Retype the lines word for word, from the line that contains "note: (注)1mmH₂O=9.8Pa: [344, 6, 488, 24]" through the last of the lines, and leave the pictures out.
##### Supplied material
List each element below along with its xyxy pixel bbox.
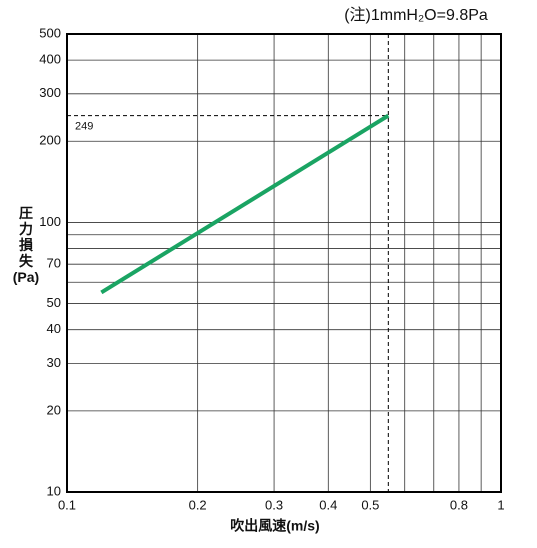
note: (注)1mmH₂O=9.8Pa: [344, 6, 488, 24]
y-tick-label: 70: [47, 256, 61, 271]
y-tick-label: 50: [47, 295, 61, 310]
y-tick-label: 20: [47, 402, 61, 417]
y-tick-label: 100: [39, 214, 61, 229]
y-tick-label: 200: [39, 133, 61, 148]
data-line: [100, 113, 390, 295]
x-tick-label: 1: [497, 497, 504, 512]
y-tick-label: 400: [39, 52, 61, 67]
y-tick-label: 30: [47, 355, 61, 370]
x-tick-label: 0.1: [58, 497, 76, 512]
y-tick-label: 40: [47, 321, 61, 336]
y-axis-label: 圧力損失(Pa): [13, 205, 39, 285]
y-tick-label: 500: [39, 25, 61, 40]
x-tick-label: 0.3: [265, 497, 283, 512]
x-axis-label: 吹出風速(m/s): [230, 518, 319, 534]
y-tick-label: 10: [47, 483, 61, 498]
plot-frame: [66, 33, 502, 493]
x-tick-label: 0.4: [319, 497, 337, 512]
x-tick-label: 0.5: [361, 497, 379, 512]
x-tick-label: 0.2: [189, 497, 207, 512]
x-tick-label: 0.8: [450, 497, 468, 512]
reference-label: 249: [75, 121, 93, 133]
y-tick-label: 300: [39, 85, 61, 100]
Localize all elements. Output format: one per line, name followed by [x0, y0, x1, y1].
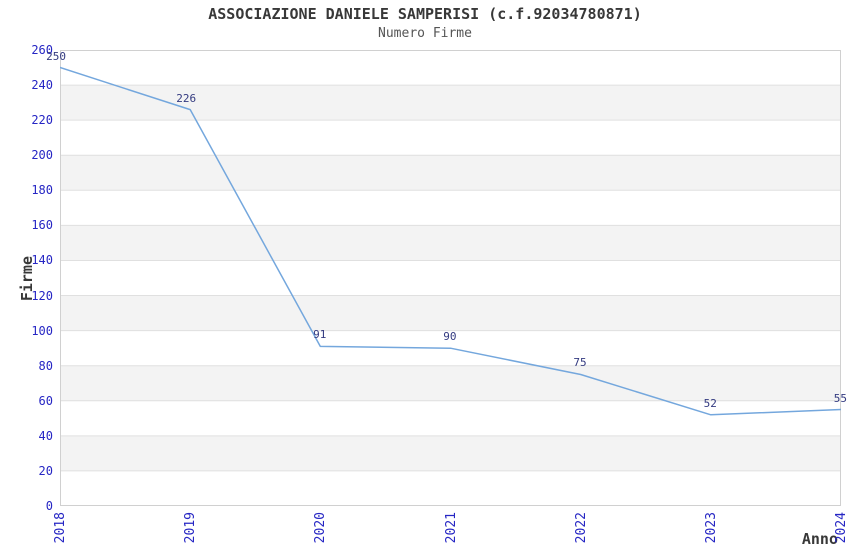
##########
▶ [Result of the exercise]
note: (注)1mmH₂O=9.8Pa: [344, 6, 488, 24]
y-tick-label: 70: [47, 256, 61, 271]
y-tick-label: 50: [47, 295, 61, 310]
y-tick-label: 20: [47, 402, 61, 417]
y-tick-label: 100: [39, 214, 61, 229]
y-tick-label: 200: [39, 133, 61, 148]
data-line: [100, 113, 390, 295]
x-tick-label: 1: [497, 497, 504, 512]
y-tick-label: 400: [39, 52, 61, 67]
y-tick-label: 30: [47, 355, 61, 370]
x-tick-label: 0.1: [58, 497, 76, 512]
y-tick-label: 40: [47, 321, 61, 336]
y-axis-label: 圧力損失(Pa): [13, 205, 39, 285]
y-tick-label: 500: [39, 25, 61, 40]
x-tick-label: 0.3: [265, 497, 283, 512]
x-axis-label: 吹出風速(m/s): [230, 518, 319, 534]
y-tick-label: 10: [47, 483, 61, 498]
plot-frame: [66, 33, 502, 493]
x-tick-label: 0.4: [319, 497, 337, 512]
x-tick-label: 0.5: [361, 497, 379, 512]
x-tick-label: 0.2: [189, 497, 207, 512]
x-tick-label: 0.8: [450, 497, 468, 512]
reference-label: 249: [75, 121, 93, 133]
y-tick-label: 300: [39, 85, 61, 100]
Localize all elements. Output format: one per line, name followed by [x0, y0, x1, y1].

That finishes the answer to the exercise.